#### MATERIAL FOR THIS TASK:
[start]

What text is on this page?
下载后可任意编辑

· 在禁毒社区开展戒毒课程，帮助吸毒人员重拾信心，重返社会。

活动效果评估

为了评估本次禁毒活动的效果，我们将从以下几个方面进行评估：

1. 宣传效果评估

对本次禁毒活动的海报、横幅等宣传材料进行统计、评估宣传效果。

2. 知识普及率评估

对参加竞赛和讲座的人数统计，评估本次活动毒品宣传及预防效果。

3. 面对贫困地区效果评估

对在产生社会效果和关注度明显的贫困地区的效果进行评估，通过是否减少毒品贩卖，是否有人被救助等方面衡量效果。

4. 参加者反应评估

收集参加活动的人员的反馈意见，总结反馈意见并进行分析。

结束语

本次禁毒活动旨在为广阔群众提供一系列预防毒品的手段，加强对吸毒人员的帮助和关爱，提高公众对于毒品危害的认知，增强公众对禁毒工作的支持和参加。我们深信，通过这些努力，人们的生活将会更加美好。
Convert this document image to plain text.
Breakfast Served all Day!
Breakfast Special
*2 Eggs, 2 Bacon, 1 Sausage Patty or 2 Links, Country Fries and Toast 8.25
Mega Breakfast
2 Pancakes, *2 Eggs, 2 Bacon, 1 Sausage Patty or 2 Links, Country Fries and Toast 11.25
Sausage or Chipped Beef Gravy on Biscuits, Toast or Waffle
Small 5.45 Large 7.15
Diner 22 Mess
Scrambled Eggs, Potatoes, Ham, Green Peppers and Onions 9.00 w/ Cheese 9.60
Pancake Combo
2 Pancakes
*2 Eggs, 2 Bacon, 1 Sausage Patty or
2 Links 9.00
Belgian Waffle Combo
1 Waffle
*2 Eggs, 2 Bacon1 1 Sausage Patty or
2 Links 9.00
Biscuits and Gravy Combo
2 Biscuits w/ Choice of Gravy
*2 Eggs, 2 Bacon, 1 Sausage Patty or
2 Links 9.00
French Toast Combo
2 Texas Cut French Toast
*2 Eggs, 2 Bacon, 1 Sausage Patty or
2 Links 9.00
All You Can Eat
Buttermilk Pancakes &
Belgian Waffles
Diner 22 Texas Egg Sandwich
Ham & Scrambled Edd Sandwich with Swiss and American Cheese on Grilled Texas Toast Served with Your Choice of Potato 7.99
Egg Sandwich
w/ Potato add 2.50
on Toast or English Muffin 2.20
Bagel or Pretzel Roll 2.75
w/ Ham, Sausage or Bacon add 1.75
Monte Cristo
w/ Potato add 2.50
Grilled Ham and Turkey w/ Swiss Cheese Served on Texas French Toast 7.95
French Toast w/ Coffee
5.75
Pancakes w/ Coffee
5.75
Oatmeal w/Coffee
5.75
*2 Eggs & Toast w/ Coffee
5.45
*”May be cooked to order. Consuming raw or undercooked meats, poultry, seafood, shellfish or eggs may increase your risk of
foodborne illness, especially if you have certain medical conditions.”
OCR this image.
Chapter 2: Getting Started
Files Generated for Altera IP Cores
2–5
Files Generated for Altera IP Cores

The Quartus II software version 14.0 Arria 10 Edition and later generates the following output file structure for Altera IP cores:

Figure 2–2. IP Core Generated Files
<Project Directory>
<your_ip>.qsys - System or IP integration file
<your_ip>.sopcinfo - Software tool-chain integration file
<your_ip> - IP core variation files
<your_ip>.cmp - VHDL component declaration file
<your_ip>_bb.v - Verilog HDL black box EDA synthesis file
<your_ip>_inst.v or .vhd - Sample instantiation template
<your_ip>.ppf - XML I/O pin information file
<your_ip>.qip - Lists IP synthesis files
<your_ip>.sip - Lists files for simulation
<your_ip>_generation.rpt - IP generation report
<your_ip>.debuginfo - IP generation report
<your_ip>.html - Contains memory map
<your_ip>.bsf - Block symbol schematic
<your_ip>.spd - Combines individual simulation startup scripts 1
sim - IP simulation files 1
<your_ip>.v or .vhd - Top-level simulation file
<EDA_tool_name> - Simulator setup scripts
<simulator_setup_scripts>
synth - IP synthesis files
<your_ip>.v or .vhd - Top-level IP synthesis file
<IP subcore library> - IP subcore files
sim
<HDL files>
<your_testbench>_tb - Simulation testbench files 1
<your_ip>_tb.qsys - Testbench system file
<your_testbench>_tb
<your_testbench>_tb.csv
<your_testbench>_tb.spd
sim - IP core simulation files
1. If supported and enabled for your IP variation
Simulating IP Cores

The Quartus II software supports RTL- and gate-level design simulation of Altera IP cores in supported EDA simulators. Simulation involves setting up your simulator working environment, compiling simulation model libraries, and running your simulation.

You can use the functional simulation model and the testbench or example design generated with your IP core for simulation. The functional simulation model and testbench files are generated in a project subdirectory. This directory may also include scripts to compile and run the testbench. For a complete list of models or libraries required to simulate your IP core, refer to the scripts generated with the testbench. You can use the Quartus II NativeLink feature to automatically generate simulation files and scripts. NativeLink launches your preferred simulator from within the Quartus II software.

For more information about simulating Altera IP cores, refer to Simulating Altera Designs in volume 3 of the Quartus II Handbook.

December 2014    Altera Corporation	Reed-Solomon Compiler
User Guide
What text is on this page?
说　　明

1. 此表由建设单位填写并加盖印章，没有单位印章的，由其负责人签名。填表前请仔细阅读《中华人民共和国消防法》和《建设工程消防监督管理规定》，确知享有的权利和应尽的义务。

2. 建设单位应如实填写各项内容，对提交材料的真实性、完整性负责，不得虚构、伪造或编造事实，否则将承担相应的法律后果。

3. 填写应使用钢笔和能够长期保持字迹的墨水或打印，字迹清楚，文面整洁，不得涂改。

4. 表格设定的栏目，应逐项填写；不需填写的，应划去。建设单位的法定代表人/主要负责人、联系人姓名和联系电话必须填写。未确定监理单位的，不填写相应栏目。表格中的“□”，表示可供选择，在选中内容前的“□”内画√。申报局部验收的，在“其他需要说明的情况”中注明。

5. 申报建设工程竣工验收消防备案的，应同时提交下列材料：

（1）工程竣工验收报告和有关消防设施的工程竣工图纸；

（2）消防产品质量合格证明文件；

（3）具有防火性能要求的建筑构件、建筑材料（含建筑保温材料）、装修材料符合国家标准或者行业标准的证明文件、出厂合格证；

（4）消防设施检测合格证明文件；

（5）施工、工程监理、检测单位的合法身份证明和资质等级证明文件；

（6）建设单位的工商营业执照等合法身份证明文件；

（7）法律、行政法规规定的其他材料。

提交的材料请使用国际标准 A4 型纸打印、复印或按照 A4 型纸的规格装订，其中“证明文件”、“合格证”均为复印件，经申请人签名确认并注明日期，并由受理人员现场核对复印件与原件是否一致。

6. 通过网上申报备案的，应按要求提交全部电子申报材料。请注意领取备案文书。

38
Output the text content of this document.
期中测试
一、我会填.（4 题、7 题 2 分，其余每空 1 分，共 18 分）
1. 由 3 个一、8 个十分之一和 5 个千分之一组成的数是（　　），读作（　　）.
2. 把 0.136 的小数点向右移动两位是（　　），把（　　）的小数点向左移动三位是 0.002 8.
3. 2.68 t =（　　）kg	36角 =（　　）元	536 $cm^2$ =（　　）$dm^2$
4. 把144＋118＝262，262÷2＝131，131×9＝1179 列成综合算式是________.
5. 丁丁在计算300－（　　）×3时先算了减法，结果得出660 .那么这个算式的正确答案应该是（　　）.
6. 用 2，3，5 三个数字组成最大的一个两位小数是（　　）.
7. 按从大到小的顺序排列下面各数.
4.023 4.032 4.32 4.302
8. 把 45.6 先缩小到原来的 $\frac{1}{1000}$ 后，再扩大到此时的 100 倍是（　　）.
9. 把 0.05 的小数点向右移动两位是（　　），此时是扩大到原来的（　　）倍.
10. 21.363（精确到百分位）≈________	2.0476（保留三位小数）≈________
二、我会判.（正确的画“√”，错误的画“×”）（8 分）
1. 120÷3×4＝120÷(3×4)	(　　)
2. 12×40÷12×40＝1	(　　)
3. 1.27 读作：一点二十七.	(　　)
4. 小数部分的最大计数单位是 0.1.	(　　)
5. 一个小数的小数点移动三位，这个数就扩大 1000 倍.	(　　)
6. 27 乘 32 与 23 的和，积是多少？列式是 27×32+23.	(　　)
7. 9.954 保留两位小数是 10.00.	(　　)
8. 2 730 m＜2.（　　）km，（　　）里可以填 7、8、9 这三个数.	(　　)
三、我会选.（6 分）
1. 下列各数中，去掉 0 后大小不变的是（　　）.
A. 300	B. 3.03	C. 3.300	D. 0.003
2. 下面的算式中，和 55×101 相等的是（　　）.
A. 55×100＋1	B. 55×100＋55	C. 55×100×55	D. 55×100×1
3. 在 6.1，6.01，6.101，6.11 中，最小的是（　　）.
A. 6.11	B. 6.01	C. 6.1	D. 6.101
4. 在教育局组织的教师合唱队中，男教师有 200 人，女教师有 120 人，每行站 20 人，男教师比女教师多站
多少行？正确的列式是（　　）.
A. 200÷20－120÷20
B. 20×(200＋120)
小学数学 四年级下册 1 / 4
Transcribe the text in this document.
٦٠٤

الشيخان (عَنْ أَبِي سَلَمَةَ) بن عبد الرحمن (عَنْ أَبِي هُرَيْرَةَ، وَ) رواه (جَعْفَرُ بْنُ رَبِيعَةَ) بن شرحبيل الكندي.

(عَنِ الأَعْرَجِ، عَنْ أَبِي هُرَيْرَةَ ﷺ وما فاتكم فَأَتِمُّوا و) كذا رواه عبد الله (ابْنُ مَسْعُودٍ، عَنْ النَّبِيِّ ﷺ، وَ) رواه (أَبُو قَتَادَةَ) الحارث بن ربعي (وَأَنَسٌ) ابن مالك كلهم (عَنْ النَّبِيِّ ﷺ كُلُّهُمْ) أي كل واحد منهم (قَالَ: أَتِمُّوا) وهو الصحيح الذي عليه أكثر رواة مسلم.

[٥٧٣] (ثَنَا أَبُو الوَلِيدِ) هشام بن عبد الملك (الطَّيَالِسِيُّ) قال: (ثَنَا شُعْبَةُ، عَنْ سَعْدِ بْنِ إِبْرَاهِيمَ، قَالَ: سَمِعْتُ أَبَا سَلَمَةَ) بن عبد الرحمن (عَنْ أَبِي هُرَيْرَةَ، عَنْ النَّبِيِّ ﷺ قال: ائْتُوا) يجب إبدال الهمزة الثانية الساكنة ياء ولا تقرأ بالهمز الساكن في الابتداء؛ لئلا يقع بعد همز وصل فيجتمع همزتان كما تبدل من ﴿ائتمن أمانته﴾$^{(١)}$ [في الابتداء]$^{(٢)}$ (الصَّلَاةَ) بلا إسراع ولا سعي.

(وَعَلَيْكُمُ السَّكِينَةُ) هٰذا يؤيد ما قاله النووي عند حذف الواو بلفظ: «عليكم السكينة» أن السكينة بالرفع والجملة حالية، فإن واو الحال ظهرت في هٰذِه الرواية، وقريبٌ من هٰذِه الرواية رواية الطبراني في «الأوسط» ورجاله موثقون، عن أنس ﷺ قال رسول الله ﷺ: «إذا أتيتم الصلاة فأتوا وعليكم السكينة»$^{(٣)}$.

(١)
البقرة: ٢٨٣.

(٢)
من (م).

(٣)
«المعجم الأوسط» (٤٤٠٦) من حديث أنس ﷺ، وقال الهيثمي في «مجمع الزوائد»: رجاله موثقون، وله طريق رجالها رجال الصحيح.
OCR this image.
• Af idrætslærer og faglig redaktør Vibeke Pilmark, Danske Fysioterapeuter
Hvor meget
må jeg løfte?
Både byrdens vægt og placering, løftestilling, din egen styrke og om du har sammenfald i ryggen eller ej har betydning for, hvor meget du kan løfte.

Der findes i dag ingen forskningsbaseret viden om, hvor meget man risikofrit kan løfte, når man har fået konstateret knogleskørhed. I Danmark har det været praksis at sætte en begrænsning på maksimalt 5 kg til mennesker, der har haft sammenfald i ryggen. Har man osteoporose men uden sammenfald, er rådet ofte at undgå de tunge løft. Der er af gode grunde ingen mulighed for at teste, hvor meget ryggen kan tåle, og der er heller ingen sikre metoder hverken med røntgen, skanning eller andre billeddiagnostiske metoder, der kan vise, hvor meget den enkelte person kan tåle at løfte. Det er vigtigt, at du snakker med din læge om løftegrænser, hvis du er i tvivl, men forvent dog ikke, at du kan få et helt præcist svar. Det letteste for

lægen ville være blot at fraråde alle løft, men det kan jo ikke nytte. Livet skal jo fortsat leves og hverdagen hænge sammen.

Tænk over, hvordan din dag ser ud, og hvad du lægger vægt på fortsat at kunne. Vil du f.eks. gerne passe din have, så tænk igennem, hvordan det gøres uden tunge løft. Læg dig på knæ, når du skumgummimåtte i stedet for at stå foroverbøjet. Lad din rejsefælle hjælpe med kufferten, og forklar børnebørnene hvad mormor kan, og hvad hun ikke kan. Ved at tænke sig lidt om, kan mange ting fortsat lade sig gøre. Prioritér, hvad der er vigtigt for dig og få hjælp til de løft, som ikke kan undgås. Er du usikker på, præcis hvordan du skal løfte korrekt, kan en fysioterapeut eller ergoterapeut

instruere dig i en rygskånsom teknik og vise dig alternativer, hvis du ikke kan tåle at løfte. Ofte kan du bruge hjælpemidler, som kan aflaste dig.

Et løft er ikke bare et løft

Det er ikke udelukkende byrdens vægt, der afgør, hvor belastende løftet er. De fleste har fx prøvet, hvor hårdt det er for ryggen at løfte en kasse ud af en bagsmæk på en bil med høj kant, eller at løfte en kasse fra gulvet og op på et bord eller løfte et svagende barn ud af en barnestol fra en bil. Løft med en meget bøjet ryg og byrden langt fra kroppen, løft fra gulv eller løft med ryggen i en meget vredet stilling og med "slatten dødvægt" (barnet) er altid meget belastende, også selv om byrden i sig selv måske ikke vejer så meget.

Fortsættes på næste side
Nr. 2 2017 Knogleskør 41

[end]

#### SET EXERCISE:
List the lines that contain the word "Sausage".

#### TASK SOLUTION:
*2 Eggs, 2 Bacon, 1 Sausage Patty or 2 Links, Country Fries and Toast 8.25
2 Pancakes, *2 Eggs, 2 Bacon, 1 Sausage Patty or 2 Links, Country Fries and Toast 11.25
Sausage or Chipped Beef Gravy on Biscuits, Toast or Waffle
*2 Eggs, 2 Bacon, 1 Sausage Patty or
*2 Eggs, 2 Bacon1 1 Sausage Patty or
*2 Eggs, 2 Bacon, 1 Sausage Patty or
*2 Eggs, 2 Bacon, 1 Sausage Patty or
w/ Ham, Sausage or Bacon add 1.75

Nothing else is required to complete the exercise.